A block of data:

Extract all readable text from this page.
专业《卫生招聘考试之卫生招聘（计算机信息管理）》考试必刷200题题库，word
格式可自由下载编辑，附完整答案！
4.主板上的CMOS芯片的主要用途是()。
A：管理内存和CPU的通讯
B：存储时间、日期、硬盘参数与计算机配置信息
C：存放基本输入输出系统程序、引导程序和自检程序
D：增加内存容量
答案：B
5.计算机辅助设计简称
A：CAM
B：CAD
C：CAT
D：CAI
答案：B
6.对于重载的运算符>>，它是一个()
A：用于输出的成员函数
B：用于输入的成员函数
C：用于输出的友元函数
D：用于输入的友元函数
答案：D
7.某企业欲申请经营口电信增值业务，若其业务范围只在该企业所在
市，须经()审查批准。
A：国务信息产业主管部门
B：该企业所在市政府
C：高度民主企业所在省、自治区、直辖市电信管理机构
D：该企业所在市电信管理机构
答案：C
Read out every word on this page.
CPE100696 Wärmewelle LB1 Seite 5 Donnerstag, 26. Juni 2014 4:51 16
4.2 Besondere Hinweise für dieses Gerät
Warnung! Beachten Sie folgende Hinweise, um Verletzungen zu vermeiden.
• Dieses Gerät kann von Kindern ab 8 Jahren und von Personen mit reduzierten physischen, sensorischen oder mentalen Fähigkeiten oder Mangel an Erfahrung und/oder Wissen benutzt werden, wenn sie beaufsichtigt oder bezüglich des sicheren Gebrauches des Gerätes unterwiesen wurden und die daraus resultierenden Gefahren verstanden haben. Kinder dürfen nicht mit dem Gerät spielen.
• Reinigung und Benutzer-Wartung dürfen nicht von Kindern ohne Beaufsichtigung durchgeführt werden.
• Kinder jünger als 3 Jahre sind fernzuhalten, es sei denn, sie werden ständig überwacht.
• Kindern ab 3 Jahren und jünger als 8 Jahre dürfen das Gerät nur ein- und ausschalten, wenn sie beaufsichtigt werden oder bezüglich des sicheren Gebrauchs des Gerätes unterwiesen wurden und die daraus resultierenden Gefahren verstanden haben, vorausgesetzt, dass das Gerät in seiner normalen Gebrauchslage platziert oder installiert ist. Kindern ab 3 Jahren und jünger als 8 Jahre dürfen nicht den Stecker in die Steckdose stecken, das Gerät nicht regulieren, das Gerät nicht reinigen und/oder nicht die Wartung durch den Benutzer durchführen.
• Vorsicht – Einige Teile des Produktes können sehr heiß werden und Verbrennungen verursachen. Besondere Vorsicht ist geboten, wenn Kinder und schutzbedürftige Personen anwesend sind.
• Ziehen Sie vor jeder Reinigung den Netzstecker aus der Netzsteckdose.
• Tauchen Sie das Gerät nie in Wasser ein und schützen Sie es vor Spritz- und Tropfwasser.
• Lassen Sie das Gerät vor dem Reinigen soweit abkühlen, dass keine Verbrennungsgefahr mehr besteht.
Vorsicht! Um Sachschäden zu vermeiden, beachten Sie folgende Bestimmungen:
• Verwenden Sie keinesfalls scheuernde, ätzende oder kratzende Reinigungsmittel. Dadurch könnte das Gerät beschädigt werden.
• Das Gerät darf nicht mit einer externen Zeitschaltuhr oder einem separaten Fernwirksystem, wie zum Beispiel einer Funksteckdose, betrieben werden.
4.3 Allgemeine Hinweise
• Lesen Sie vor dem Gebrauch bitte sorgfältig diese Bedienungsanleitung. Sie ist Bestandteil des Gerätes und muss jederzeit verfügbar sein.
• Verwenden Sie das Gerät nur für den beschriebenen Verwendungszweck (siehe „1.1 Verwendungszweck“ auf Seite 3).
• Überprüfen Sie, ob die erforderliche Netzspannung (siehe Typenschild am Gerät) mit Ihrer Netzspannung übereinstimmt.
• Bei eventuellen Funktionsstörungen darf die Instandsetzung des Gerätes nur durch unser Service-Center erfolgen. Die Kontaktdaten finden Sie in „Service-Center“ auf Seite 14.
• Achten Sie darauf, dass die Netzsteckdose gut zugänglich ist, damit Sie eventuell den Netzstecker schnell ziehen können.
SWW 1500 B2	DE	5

Your task ▸ In the listing above, find each line with the word "oder" and copy it.

Solution to this exercise ▸
• Dieses Gerät kann von Kindern ab 8 Jahren und von Personen mit reduzierten physischen, sensorischen oder mentalen Fähigkeiten oder Mangel an Erfahrung und/oder Wissen benutzt werden, wenn sie beaufsichtigt oder bezüglich des sicheren Gebrauches des Gerätes unterwiesen wurden und die daraus resultierenden Gefahren verstanden haben. Kinder dürfen nicht mit dem Gerät spielen.
• Kindern ab 3 Jahren und jünger als 8 Jahre dürfen das Gerät nur ein- und ausschalten, wenn sie beaufsichtigt werden oder bezüglich des sicheren Gebrauchs des Gerätes unterwiesen wurden und die daraus resultierenden Gefahren verstanden haben, vorausgesetzt, dass das Gerät in seiner normalen Gebrauchslage platziert oder installiert ist. Kindern ab 3 Jahren und jünger als 8 Jahre dürfen nicht den Stecker in die Steckdose stecken, das Gerät nicht regulieren, das Gerät nicht reinigen und/oder nicht die Wartung durch den Benutzer durchführen.
• Verwenden Sie keinesfalls scheuernde, ätzende oder kratzende Reinigungsmittel. Dadurch könnte das Gerät beschädigt werden.
• Das Gerät darf nicht mit einer externen Zeitschaltuhr oder einem separaten Fernwirksystem, wie zum Beispiel einer Funksteckdose, betrieben werden.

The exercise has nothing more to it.